- _WHAT IS REQUIRED_:
Take the entries below and print all of them exactly, please.

- _Stored records_:
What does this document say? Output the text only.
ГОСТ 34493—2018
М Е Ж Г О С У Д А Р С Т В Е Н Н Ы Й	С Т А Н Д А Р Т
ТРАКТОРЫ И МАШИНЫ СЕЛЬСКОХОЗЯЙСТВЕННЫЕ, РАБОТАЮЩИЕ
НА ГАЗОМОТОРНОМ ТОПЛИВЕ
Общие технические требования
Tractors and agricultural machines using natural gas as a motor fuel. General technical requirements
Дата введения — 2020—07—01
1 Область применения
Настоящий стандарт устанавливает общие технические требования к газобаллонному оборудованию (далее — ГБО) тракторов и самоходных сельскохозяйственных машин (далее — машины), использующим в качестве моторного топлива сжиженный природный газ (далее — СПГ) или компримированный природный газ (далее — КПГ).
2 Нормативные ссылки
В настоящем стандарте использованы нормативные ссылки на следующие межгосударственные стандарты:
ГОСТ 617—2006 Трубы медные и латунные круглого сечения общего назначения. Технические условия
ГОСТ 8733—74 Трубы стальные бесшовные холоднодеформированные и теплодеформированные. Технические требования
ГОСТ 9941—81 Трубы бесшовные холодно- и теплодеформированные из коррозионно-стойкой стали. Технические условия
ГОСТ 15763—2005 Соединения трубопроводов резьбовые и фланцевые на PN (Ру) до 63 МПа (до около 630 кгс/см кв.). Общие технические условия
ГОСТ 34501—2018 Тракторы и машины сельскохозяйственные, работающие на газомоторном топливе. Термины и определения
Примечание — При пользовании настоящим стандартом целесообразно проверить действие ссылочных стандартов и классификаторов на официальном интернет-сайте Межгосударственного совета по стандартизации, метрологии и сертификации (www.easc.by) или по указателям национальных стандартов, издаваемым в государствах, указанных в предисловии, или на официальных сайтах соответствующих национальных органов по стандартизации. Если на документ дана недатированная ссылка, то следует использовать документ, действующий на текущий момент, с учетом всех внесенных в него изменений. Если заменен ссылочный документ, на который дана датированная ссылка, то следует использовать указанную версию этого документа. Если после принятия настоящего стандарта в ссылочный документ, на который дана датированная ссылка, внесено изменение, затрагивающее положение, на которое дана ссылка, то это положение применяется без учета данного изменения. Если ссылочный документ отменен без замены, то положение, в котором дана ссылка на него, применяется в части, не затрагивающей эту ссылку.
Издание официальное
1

- _CORRECT ANSWER_:
What does this document say? Output the text only.
ГОСТ 34493—2018
М Е Ж Г О С У Д А Р С Т В Е Н Н Ы Й	С Т А Н Д А Р Т
ТРАКТОРЫ И МАШИНЫ СЕЛЬСКОХОЗЯЙСТВЕННЫЕ, РАБОТАЮЩИЕ
НА ГАЗОМОТОРНОМ ТОПЛИВЕ
Общие технические требования
Tractors and agricultural machines using natural gas as a motor fuel. General technical requirements
Дата введения — 2020—07—01
1 Область применения
Настоящий стандарт устанавливает общие технические требования к газобаллонному оборудованию (далее — ГБО) тракторов и самоходных сельскохозяйственных машин (далее — машины), использующим в качестве моторного топлива сжиженный природный газ (далее — СПГ) или компримированный природный газ (далее — КПГ).
2 Нормативные ссылки
В настоящем стандарте использованы нормативные ссылки на следующие межгосударственные стандарты:
ГОСТ 617—2006 Трубы медные и латунные круглого сечения общего назначения. Технические условия
ГОСТ 8733—74 Трубы стальные бесшовные холоднодеформированные и теплодеформированные. Технические требования
ГОСТ 9941—81 Трубы бесшовные холодно- и теплодеформированные из коррозионно-стойкой стали. Технические условия
ГОСТ 15763—2005 Соединения трубопроводов резьбовые и фланцевые на PN (Ру) до 63 МПа (до около 630 кгс/см кв.). Общие технические условия
ГОСТ 34501—2018 Тракторы и машины сельскохозяйственные, работающие на газомоторном топливе. Термины и определения
Примечание — При пользовании настоящим стандартом целесообразно проверить действие ссылочных стандартов и классификаторов на официальном интернет-сайте Межгосударственного совета по стандартизации, метрологии и сертификации (www.easc.by) или по указателям национальных стандартов, издаваемым в государствах, указанных в предисловии, или на официальных сайтах соответствующих национальных органов по стандартизации. Если на документ дана недатированная ссылка, то следует использовать документ, действующий на текущий момент, с учетом всех внесенных в него изменений. Если заменен ссылочный документ, на который дана датированная ссылка, то следует использовать указанную версию этого документа. Если после принятия настоящего стандарта в ссылочный документ, на который дана датированная ссылка, внесено изменение, затрагивающее положение, на которое дана ссылка, то это положение применяется без учета данного изменения. Если ссылочный документ отменен без замены, то положение, в котором дана ссылка на него, применяется в части, не затрагивающей эту ссылку.
Издание официальное
1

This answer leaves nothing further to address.